-- START OF Exercise input --

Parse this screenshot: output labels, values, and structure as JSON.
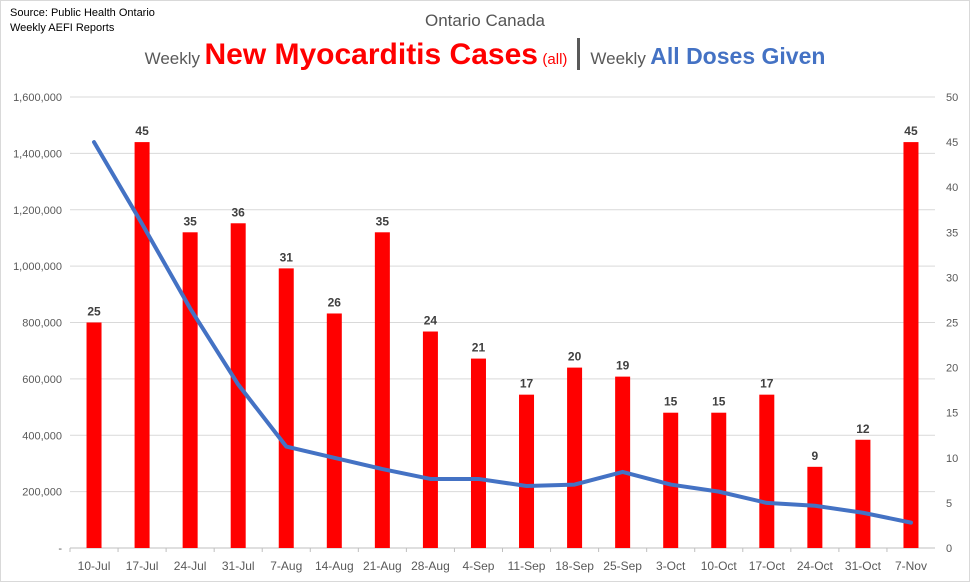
{
  "source": {
    "line1": "Source: Public Health Ontario",
    "line2": "Weekly AEFI Reports"
  },
  "title": {
    "region": "Ontario Canada",
    "prefix_weekly_1": "Weekly",
    "main_red": "New Myocarditis Cases",
    "paren": "(all)",
    "prefix_weekly_2": "Weekly",
    "main_blue": "All Doses Given"
  },
  "colors": {
    "bars": "#ff0000",
    "line": "#4472c4",
    "grid": "#d9d9d9",
    "tick_text": "#595959",
    "data_label": "#404040"
  },
  "chart_data": {
    "type": "bar",
    "categories": [
      "10-Jul",
      "17-Jul",
      "24-Jul",
      "31-Jul",
      "7-Aug",
      "14-Aug",
      "21-Aug",
      "28-Aug",
      "4-Sep",
      "11-Sep",
      "18-Sep",
      "25-Sep",
      "3-Oct",
      "10-Oct",
      "17-Oct",
      "24-Oct",
      "31-Oct",
      "7-Nov"
    ],
    "series": [
      {
        "type": "bar",
        "axis": "right",
        "values": [
          25,
          45,
          35,
          36,
          31,
          26,
          35,
          24,
          21,
          17,
          20,
          19,
          15,
          15,
          17,
          9,
          12,
          45
        ]
      },
      {
        "type": "line",
        "axis": "left",
        "values": [
          1440000,
          1150000,
          850000,
          580000,
          360000,
          320000,
          280000,
          245000,
          245000,
          220000,
          225000,
          270000,
          225000,
          200000,
          160000,
          150000,
          125000,
          90000
        ]
      }
    ],
    "y_left": {
      "ylim": [
        0,
        1600000
      ],
      "ticks": [
        "-",
        "200,000",
        "400,000",
        "600,000",
        "800,000",
        "1,000,000",
        "1,200,000",
        "1,400,000",
        "1,600,000"
      ]
    },
    "y_right": {
      "ylim": [
        0,
        50
      ],
      "ticks": [
        "0",
        "5",
        "10",
        "15",
        "20",
        "25",
        "30",
        "35",
        "40",
        "45",
        "50"
      ]
    },
    "grid": true,
    "data_labels": true
  }
}
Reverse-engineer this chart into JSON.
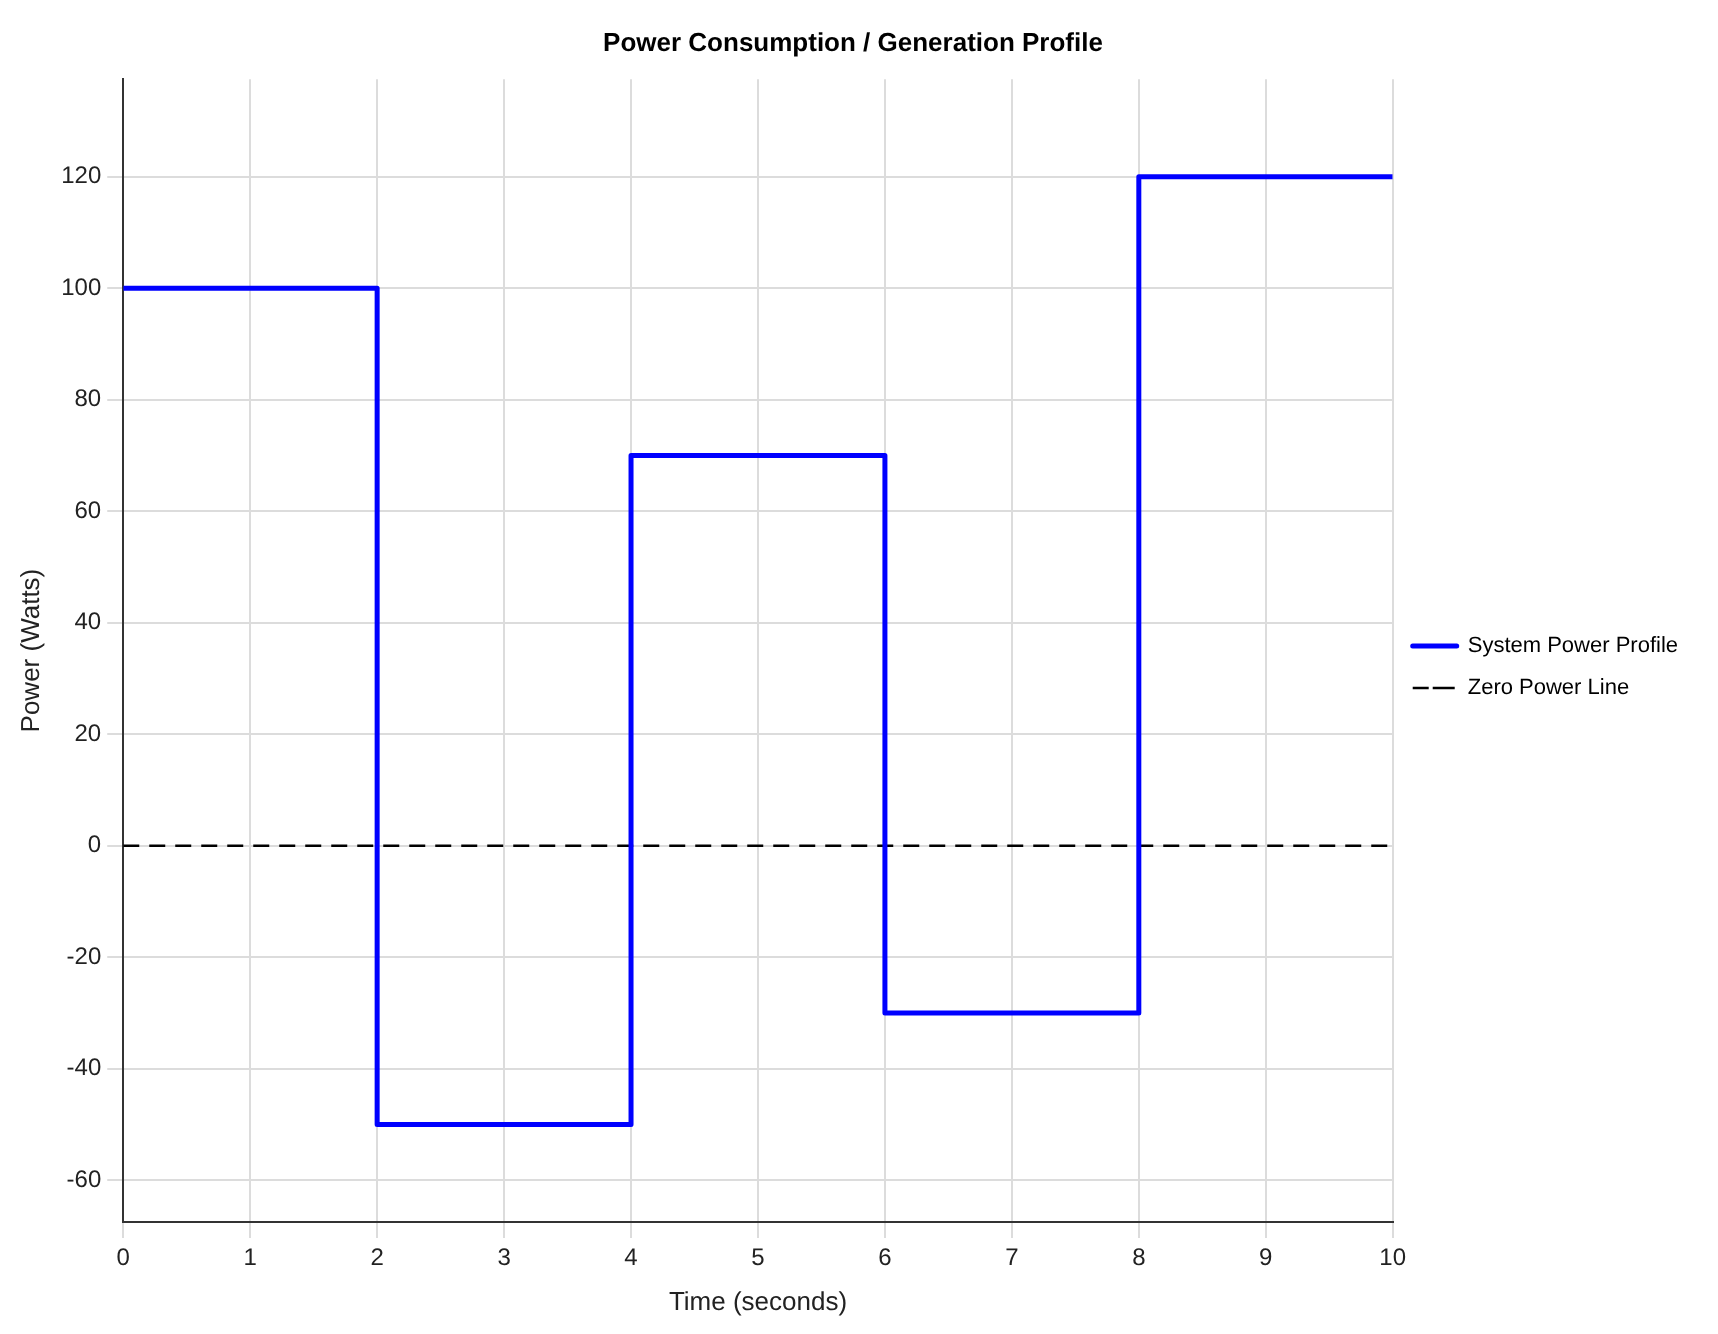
{
  "chart_data": {
    "type": "step",
    "title": "Power Consumption / Generation Profile",
    "xlabel": "Time (seconds)",
    "ylabel": "Power (Watts)",
    "x": [
      0,
      2,
      4,
      6,
      8,
      10
    ],
    "series": [
      {
        "name": "System Power Profile",
        "color": "#0000ff",
        "values": [
          100,
          -50,
          70,
          -30,
          120,
          120
        ]
      }
    ],
    "ref_lines": [
      {
        "axis": "y",
        "value": 0,
        "label": "Zero Power Line",
        "color": "#000000",
        "line_style": "dashed"
      }
    ],
    "xlim": [
      0,
      10
    ],
    "xticks": [
      0,
      1,
      2,
      3,
      4,
      5,
      6,
      7,
      8,
      9,
      10
    ],
    "ylim": [
      -67.5,
      137.5
    ],
    "yticks": [
      -60,
      -40,
      -20,
      0,
      20,
      40,
      60,
      80,
      100,
      120
    ],
    "grid": true,
    "legend": "right"
  }
}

-- END OF Exercise input --

**Instructions to follow**
Pull every line containing "type" out of the data above.

**Task output**
    "type": "bar",
        "type": "bar",
        "type": "line",
    "type": "step",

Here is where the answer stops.